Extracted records
= = = =

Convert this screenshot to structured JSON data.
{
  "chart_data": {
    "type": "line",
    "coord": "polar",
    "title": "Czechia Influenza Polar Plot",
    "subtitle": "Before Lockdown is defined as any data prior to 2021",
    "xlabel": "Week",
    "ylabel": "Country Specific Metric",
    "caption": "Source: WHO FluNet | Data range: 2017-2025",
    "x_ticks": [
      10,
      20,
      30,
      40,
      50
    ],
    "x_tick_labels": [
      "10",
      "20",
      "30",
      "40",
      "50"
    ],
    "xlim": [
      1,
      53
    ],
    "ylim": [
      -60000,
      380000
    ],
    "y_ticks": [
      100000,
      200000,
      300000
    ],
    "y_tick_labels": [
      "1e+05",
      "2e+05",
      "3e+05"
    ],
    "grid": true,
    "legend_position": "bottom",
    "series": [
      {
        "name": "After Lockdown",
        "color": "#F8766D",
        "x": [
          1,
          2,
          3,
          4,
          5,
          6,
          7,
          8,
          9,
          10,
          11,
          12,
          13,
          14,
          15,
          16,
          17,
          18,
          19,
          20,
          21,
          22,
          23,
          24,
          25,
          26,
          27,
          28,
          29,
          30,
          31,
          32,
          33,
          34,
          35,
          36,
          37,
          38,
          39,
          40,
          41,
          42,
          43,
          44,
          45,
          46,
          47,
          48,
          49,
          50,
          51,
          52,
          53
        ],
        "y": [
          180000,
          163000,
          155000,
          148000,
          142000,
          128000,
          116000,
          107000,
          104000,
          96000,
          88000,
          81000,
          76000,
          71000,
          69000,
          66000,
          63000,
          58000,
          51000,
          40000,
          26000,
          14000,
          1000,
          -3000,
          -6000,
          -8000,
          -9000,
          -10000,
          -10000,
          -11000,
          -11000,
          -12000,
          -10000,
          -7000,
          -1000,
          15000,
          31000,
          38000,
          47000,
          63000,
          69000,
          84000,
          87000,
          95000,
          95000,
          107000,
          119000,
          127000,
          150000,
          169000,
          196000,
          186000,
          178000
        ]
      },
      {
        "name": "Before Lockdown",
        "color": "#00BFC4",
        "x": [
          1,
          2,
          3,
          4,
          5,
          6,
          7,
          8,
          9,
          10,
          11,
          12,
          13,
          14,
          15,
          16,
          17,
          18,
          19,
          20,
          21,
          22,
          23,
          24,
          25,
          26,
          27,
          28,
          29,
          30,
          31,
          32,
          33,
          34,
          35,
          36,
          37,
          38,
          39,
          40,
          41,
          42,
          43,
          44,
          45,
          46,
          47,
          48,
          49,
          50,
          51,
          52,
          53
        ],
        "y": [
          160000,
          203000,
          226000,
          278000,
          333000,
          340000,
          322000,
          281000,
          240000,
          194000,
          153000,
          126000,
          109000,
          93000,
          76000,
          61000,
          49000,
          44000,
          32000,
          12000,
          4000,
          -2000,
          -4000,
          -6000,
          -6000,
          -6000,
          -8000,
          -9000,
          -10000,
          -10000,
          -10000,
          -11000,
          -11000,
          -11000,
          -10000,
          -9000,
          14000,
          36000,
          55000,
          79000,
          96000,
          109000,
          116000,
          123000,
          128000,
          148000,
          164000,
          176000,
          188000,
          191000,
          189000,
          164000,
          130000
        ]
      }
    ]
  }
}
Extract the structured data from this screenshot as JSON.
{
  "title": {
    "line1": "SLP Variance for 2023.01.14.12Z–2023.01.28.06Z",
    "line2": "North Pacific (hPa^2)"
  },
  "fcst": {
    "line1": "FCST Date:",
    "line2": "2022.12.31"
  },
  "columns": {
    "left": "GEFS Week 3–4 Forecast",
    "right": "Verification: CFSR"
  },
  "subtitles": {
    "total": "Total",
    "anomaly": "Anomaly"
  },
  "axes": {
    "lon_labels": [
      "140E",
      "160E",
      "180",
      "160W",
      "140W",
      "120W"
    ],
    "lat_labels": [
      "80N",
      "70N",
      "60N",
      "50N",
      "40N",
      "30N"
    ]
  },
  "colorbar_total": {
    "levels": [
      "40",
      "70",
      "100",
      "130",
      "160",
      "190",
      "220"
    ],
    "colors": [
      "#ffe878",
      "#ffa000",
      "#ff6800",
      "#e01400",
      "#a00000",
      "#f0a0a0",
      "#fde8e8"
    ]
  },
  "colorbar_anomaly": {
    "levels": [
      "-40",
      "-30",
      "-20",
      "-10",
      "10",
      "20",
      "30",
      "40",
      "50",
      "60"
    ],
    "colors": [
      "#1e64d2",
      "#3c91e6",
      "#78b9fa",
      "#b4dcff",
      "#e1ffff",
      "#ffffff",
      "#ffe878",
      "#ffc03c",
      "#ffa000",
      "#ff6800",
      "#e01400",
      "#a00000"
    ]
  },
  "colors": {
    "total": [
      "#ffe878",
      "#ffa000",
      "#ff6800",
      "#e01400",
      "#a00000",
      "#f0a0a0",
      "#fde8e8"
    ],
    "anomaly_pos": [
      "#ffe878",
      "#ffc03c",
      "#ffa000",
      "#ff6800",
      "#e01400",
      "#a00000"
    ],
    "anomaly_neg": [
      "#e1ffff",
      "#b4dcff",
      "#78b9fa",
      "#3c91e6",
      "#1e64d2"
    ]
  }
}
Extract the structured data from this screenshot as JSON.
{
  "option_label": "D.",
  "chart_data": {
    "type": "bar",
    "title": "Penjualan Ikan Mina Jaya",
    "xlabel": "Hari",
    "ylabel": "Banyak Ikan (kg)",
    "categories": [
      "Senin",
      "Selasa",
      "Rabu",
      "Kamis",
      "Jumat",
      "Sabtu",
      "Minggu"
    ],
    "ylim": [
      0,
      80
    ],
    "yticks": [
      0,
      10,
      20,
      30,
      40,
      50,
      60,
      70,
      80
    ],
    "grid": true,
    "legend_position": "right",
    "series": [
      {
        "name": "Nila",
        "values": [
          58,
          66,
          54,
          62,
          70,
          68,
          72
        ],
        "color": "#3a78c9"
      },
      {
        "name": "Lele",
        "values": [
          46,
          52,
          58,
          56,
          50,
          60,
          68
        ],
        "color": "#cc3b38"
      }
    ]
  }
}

= = = =

Your task is to retype all of the records exactly.

Convert this screenshot to structured JSON data.
{
  "chart_data": {
    "type": "line",
    "coord": "polar",
    "title": "Czechia Influenza Polar Plot",
    "subtitle": "Before Lockdown is defined as any data prior to 2021",
    "xlabel": "Week",
    "ylabel": "Country Specific Metric",
    "caption": "Source: WHO FluNet | Data range: 2017-2025",
    "x_ticks": [
      10,
      20,
      30,
      40,
      50
    ],
    "x_tick_labels": [
      "10",
      "20",
      "30",
      "40",
      "50"
    ],
    "xlim": [
      1,
      53
    ],
    "ylim": [
      -60000,
      380000
    ],
    "y_ticks": [
      100000,
      200000,
      300000
    ],
    "y_tick_labels": [
      "1e+05",
      "2e+05",
      "3e+05"
    ],
    "grid": true,
    "legend_position": "bottom",
    "series": [
      {
        "name": "After Lockdown",
        "color": "#F8766D",
        "x": [
          1,
          2,
          3,
          4,
          5,
          6,
          7,
          8,
          9,
          10,
          11,
          12,
          13,
          14,
          15,
          16,
          17,
          18,
          19,
          20,
          21,
          22,
          23,
          24,
          25,
          26,
          27,
          28,
          29,
          30,
          31,
          32,
          33,
          34,
          35,
          36,
          37,
          38,
          39,
          40,
          41,
          42,
          43,
          44,
          45,
          46,
          47,
          48,
          49,
          50,
          51,
          52,
          53
        ],
        "y": [
          180000,
          163000,
          155000,
          148000,
          142000,
          128000,
          116000,
          107000,
          104000,
          96000,
          88000,
          81000,
          76000,
          71000,
          69000,
          66000,
          63000,
          58000,
          51000,
          40000,
          26000,
          14000,
          1000,
          -3000,
          -6000,
          -8000,
          -9000,
          -10000,
          -10000,
          -11000,
          -11000,
          -12000,
          -10000,
          -7000,
          -1000,
          15000,
          31000,
          38000,
          47000,
          63000,
          69000,
          84000,
          87000,
          95000,
          95000,
          107000,
          119000,
          127000,
          150000,
          169000,
          196000,
          186000,
          178000
        ]
      },
      {
        "name": "Before Lockdown",
        "color": "#00BFC4",
        "x": [
          1,
          2,
          3,
          4,
          5,
          6,
          7,
          8,
          9,
          10,
          11,
          12,
          13,
          14,
          15,
          16,
          17,
          18,
          19,
          20,
          21,
          22,
          23,
          24,
          25,
          26,
          27,
          28,
          29,
          30,
          31,
          32,
          33,
          34,
          35,
          36,
          37,
          38,
          39,
          40,
          41,
          42,
          43,
          44,
          45,
          46,
          47,
          48,
          49,
          50,
          51,
          52,
          53
        ],
        "y": [
          160000,
          203000,
          226000,
          278000,
          333000,
          340000,
          322000,
          281000,
          240000,
          194000,
          153000,
          126000,
          109000,
          93000,
          76000,
          61000,
          49000,
          44000,
          32000,
          12000,
          4000,
          -2000,
          -4000,
          -6000,
          -6000,
          -6000,
          -8000,
          -9000,
          -10000,
          -10000,
          -10000,
          -11000,
          -11000,
          -11000,
          -10000,
          -9000,
          14000,
          36000,
          55000,
          79000,
          96000,
          109000,
          116000,
          123000,
          128000,
          148000,
          164000,
          176000,
          188000,
          191000,
          189000,
          164000,
          130000
        ]
      }
    ]
  }
}
Extract the structured data from this screenshot as JSON.
{
  "title": {
    "line1": "SLP Variance for 2023.01.14.12Z–2023.01.28.06Z",
    "line2": "North Pacific (hPa^2)"
  },
  "fcst": {
    "line1": "FCST Date:",
    "line2": "2022.12.31"
  },
  "columns": {
    "left": "GEFS Week 3–4 Forecast",
    "right": "Verification: CFSR"
  },
  "subtitles": {
    "total": "Total",
    "anomaly": "Anomaly"
  },
  "axes": {
    "lon_labels": [
      "140E",
      "160E",
      "180",
      "160W",
      "140W",
      "120W"
    ],
    "lat_labels": [
      "80N",
      "70N",
      "60N",
      "50N",
      "40N",
      "30N"
    ]
  },
  "colorbar_total": {
    "levels": [
      "40",
      "70",
      "100",
      "130",
      "160",
      "190",
      "220"
    ],
    "colors": [
      "#ffe878",
      "#ffa000",
      "#ff6800",
      "#e01400",
      "#a00000",
      "#f0a0a0",
      "#fde8e8"
    ]
  },
  "colorbar_anomaly": {
    "levels": [
      "-40",
      "-30",
      "-20",
      "-10",
      "10",
      "20",
      "30",
      "40",
      "50",
      "60"
    ],
    "colors": [
      "#1e64d2",
      "#3c91e6",
      "#78b9fa",
      "#b4dcff",
      "#e1ffff",
      "#ffffff",
      "#ffe878",
      "#ffc03c",
      "#ffa000",
      "#ff6800",
      "#e01400",
      "#a00000"
    ]
  },
  "colors": {
    "total": [
      "#ffe878",
      "#ffa000",
      "#ff6800",
      "#e01400",
      "#a00000",
      "#f0a0a0",
      "#fde8e8"
    ],
    "anomaly_pos": [
      "#ffe878",
      "#ffc03c",
      "#ffa000",
      "#ff6800",
      "#e01400",
      "#a00000"
    ],
    "anomaly_neg": [
      "#e1ffff",
      "#b4dcff",
      "#78b9fa",
      "#3c91e6",
      "#1e64d2"
    ]
  }
}
Extract the structured data from this screenshot as JSON.
{
  "option_label": "D.",
  "chart_data": {
    "type": "bar",
    "title": "Penjualan Ikan Mina Jaya",
    "xlabel": "Hari",
    "ylabel": "Banyak Ikan (kg)",
    "categories": [
      "Senin",
      "Selasa",
      "Rabu",
      "Kamis",
      "Jumat",
      "Sabtu",
      "Minggu"
    ],
    "ylim": [
      0,
      80
    ],
    "yticks": [
      0,
      10,
      20,
      30,
      40,
      50,
      60,
      70,
      80
    ],
    "grid": true,
    "legend_position": "right",
    "series": [
      {
        "name": "Nila",
        "values": [
          58,
          66,
          54,
          62,
          70,
          68,
          72
        ],
        "color": "#3a78c9"
      },
      {
        "name": "Lele",
        "values": [
          46,
          52,
          58,
          56,
          50,
          60,
          68
        ],
        "color": "#cc3b38"
      }
    ]
  }
}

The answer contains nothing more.